(Data excerpts)
- - -
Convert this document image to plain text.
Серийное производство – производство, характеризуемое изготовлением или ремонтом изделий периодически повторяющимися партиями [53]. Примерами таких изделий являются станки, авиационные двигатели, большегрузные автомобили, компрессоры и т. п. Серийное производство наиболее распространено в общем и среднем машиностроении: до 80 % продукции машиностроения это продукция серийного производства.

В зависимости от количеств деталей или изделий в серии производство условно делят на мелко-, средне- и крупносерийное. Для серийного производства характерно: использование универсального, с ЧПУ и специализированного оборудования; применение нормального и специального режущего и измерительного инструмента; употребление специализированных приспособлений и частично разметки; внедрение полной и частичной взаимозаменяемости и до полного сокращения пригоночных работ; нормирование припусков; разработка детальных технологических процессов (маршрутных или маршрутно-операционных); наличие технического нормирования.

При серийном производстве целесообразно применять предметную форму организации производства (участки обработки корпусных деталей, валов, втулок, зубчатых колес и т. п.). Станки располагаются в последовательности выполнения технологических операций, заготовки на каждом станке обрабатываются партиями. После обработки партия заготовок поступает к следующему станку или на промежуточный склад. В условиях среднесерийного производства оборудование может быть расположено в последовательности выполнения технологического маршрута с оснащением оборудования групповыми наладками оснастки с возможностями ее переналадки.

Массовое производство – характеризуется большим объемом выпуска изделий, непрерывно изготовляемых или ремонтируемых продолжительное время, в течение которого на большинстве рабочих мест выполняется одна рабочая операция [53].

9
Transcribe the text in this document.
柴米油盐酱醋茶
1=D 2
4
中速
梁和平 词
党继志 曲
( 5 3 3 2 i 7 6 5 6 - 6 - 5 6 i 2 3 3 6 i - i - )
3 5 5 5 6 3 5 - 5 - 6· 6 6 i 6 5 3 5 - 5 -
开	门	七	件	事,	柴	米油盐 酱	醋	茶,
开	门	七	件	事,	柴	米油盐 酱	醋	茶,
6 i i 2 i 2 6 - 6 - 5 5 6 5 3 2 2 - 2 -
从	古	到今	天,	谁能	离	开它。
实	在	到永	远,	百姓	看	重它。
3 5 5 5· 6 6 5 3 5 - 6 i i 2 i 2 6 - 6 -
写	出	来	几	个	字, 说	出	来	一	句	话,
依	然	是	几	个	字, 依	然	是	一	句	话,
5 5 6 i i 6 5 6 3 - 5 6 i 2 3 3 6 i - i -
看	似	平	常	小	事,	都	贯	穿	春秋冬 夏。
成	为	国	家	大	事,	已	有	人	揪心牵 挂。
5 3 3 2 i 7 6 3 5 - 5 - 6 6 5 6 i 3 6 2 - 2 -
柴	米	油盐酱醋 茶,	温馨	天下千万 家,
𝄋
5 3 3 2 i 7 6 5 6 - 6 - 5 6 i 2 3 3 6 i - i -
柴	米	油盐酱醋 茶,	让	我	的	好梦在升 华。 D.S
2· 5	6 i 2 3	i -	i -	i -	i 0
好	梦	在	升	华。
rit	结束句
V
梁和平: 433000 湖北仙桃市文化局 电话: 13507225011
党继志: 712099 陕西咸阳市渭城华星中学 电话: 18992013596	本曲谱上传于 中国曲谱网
- - -
Do this> Copy out all of the records above with nothing altered.

Task output>
Convert this document image to plain text.
Серийное производство – производство, характеризуемое изготовлением или ремонтом изделий периодически повторяющимися партиями [53]. Примерами таких изделий являются станки, авиационные двигатели, большегрузные автомобили, компрессоры и т. п. Серийное производство наиболее распространено в общем и среднем машиностроении: до 80 % продукции машиностроения это продукция серийного производства.

В зависимости от количеств деталей или изделий в серии производство условно делят на мелко-, средне- и крупносерийное. Для серийного производства характерно: использование универсального, с ЧПУ и специализированного оборудования; применение нормального и специального режущего и измерительного инструмента; употребление специализированных приспособлений и частично разметки; внедрение полной и частичной взаимозаменяемости и до полного сокращения пригоночных работ; нормирование припусков; разработка детальных технологических процессов (маршрутных или маршрутно-операционных); наличие технического нормирования.

При серийном производстве целесообразно применять предметную форму организации производства (участки обработки корпусных деталей, валов, втулок, зубчатых колес и т. п.). Станки располагаются в последовательности выполнения технологических операций, заготовки на каждом станке обрабатываются партиями. После обработки партия заготовок поступает к следующему станку или на промежуточный склад. В условиях среднесерийного производства оборудование может быть расположено в последовательности выполнения технологического маршрута с оснащением оборудования групповыми наладками оснастки с возможностями ее переналадки.

Массовое производство – характеризуется большим объемом выпуска изделий, непрерывно изготовляемых или ремонтируемых продолжительное время, в течение которого на большинстве рабочих мест выполняется одна рабочая операция [53].

9
Transcribe the text in this document.
柴米油盐酱醋茶
1=D 2
4
中速
梁和平 词
党继志 曲
( 5 3 3 2 i 7 6 5 6 - 6 - 5 6 i 2 3 3 6 i - i - )
3 5 5 5 6 3 5 - 5 - 6· 6 6 i 6 5 3 5 - 5 -
开	门	七	件	事,	柴	米油盐 酱	醋	茶,
开	门	七	件	事,	柴	米油盐 酱	醋	茶,
6 i i 2 i 2 6 - 6 - 5 5 6 5 3 2 2 - 2 -
从	古	到今	天,	谁能	离	开它。
实	在	到永	远,	百姓	看	重它。
3 5 5 5· 6 6 5 3 5 - 6 i i 2 i 2 6 - 6 -
写	出	来	几	个	字, 说	出	来	一	句	话,
依	然	是	几	个	字, 依	然	是	一	句	话,
5 5 6 i i 6 5 6 3 - 5 6 i 2 3 3 6 i - i -
看	似	平	常	小	事,	都	贯	穿	春秋冬 夏。
成	为	国	家	大	事,	已	有	人	揪心牵 挂。
5 3 3 2 i 7 6 3 5 - 5 - 6 6 5 6 i 3 6 2 - 2 -
柴	米	油盐酱醋 茶,	温馨	天下千万 家,
𝄋
5 3 3 2 i 7 6 5 6 - 6 - 5 6 i 2 3 3 6 i - i -
柴	米	油盐酱醋 茶,	让	我	的	好梦在升 华。 D.S
2· 5	6 i 2 3	i -	i -	i -	i 0
好	梦	在	升	华。
rit	结束句
V
梁和平: 433000 湖北仙桃市文化局 电话: 13507225011
党继志: 712099 陕西咸阳市渭城华星中学 电话: 18992013596	本曲谱上传于 中国曲谱网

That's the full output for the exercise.